→ **DATASET**
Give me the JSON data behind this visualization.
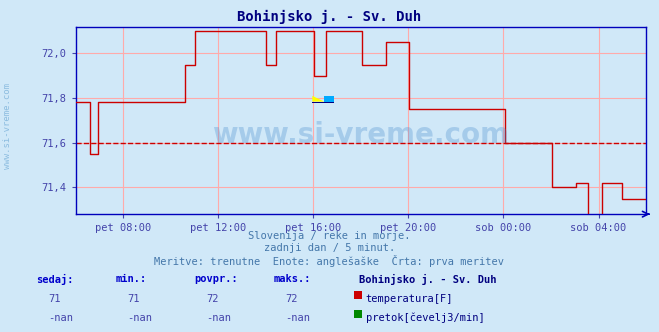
{
  "title": "Bohinjsko j. - Sv. Duh",
  "title_color": "#000080",
  "bg_color": "#d0e8f8",
  "plot_bg_color": "#d0e8f8",
  "line_color": "#cc0000",
  "avg_line_color": "#cc0000",
  "avg_value": 71.6,
  "ylim": [
    71.28,
    72.12
  ],
  "ytick_vals": [
    71.4,
    71.6,
    71.8,
    72.0
  ],
  "ytick_labels": [
    "71,4",
    "71,6",
    "71,8",
    "72,0"
  ],
  "grid_color": "#ffaaaa",
  "tick_color": "#4444aa",
  "watermark": "www.si-vreme.com",
  "watermark_color": "#4488cc",
  "watermark_alpha": 0.3,
  "subtitle1": "Slovenija / reke in morje.",
  "subtitle2": "zadnji dan / 5 minut.",
  "subtitle3": "Meritve: trenutne  Enote: anglešaške  Črta: prva meritev",
  "subtitle_color": "#4477aa",
  "legend_title": "Bohinjsko j. - Sv. Duh",
  "legend_items": [
    {
      "label": "temperatura[F]",
      "color": "#cc0000"
    },
    {
      "label": "pretok[čevelj3/min]",
      "color": "#008800"
    }
  ],
  "stats_headers": [
    "sedaj:",
    "min.:",
    "povpr.:",
    "maks.:"
  ],
  "stats_temp": [
    "71",
    "71",
    "72",
    "72"
  ],
  "stats_flow": [
    "-nan",
    "-nan",
    "-nan",
    "-nan"
  ],
  "xtick_labels": [
    "pet 08:00",
    "pet 12:00",
    "pet 16:00",
    "pet 20:00",
    "sob 00:00",
    "sob 04:00"
  ],
  "xtick_positions": [
    0.083,
    0.25,
    0.417,
    0.583,
    0.75,
    0.917
  ],
  "axis_line_color": "#0000bb",
  "bottom_line_color": "#0000bb"
}
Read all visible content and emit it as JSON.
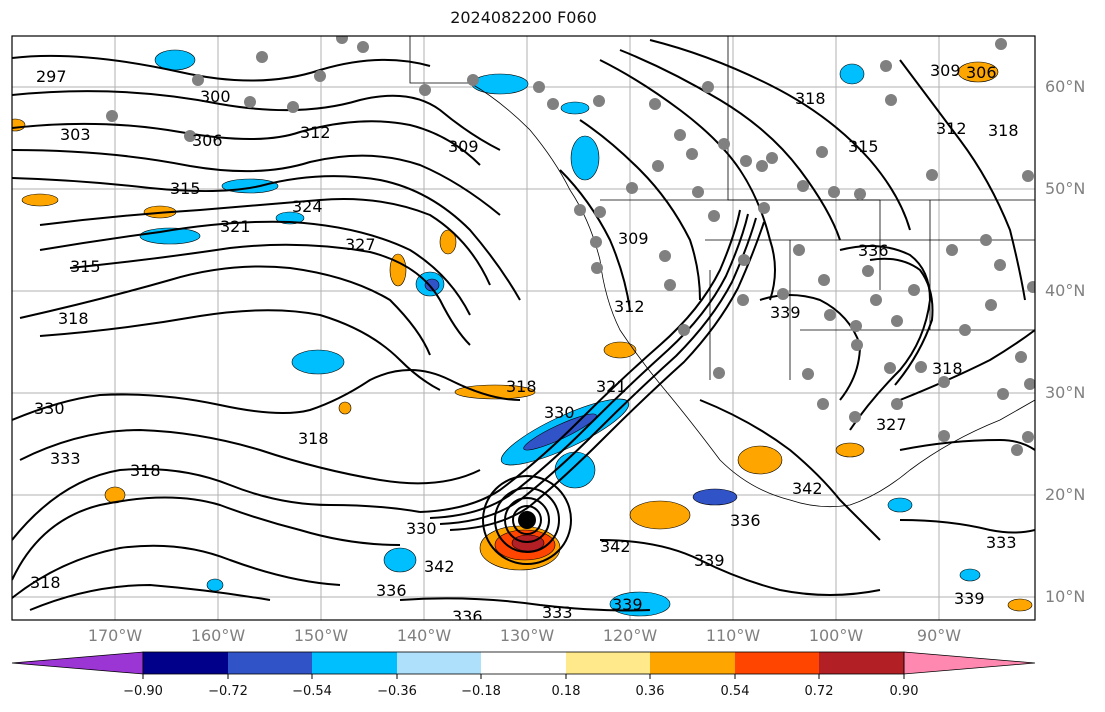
{
  "title": "2024082200 F060",
  "lat_labels": [
    "60°N",
    "50°N",
    "40°N",
    "30°N",
    "20°N",
    "10°N"
  ],
  "lon_labels": [
    "170°W",
    "160°W",
    "150°W",
    "140°W",
    "130°W",
    "120°W",
    "110°W",
    "100°W",
    "90°W"
  ],
  "colorbar": {
    "colors": [
      "#9b35d4",
      "#00008b",
      "#3153c8",
      "#00bfff",
      "#aee0fb",
      "#ffffff",
      "#ffe98a",
      "#ffa500",
      "#ff4500",
      "#b21f24",
      "#ff88b0"
    ],
    "tick_labels": [
      "−0.90",
      "−0.72",
      "−0.54",
      "−0.36",
      "−0.18",
      "0.18",
      "0.36",
      "0.54",
      "0.72",
      "0.90"
    ]
  },
  "contour_labels": [
    "297",
    "300",
    "303",
    "306",
    "312",
    "309",
    "315",
    "321",
    "324",
    "327",
    "315",
    "318",
    "330",
    "333",
    "318",
    "318",
    "318",
    "309",
    "312",
    "318",
    "315",
    "312",
    "318",
    "306",
    "309",
    "336",
    "339",
    "318",
    "327",
    "330",
    "342",
    "342",
    "336",
    "333",
    "336",
    "339",
    "336",
    "339",
    "342",
    "333",
    "339",
    "330",
    "321",
    "318"
  ],
  "cities_note": ""
}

→ **BRIEF**
In the records above, find the line containing "Read all visible content and emit it as JSON.". Reproduce it and every line after it through the last line, omitting pictures.

→ **IN RESPONSE**
Read all visible content and emit it as JSON.
{
  "title": "2024082200 F060",
  "lat_labels": [
    "60°N",
    "50°N",
    "40°N",
    "30°N",
    "20°N",
    "10°N"
  ],
  "lon_labels": [
    "170°W",
    "160°W",
    "150°W",
    "140°W",
    "130°W",
    "120°W",
    "110°W",
    "100°W",
    "90°W"
  ],
  "colorbar": {
    "colors": [
      "#9b35d4",
      "#00008b",
      "#3153c8",
      "#00bfff",
      "#aee0fb",
      "#ffffff",
      "#ffe98a",
      "#ffa500",
      "#ff4500",
      "#b21f24",
      "#ff88b0"
    ],
    "tick_labels": [
      "−0.90",
      "−0.72",
      "−0.54",
      "−0.36",
      "−0.18",
      "0.18",
      "0.36",
      "0.54",
      "0.72",
      "0.90"
    ]
  },
  "contour_labels": [
    "297",
    "300",
    "303",
    "306",
    "312",
    "309",
    "315",
    "321",
    "324",
    "327",
    "315",
    "318",
    "330",
    "333",
    "318",
    "318",
    "318",
    "309",
    "312",
    "318",
    "315",
    "312",
    "318",
    "306",
    "309",
    "336",
    "339",
    "318",
    "327",
    "330",
    "342",
    "342",
    "336",
    "333",
    "336",
    "339",
    "336",
    "339",
    "342",
    "333",
    "339",
    "330",
    "321",
    "318"
  ],
  "cities_note": ""
}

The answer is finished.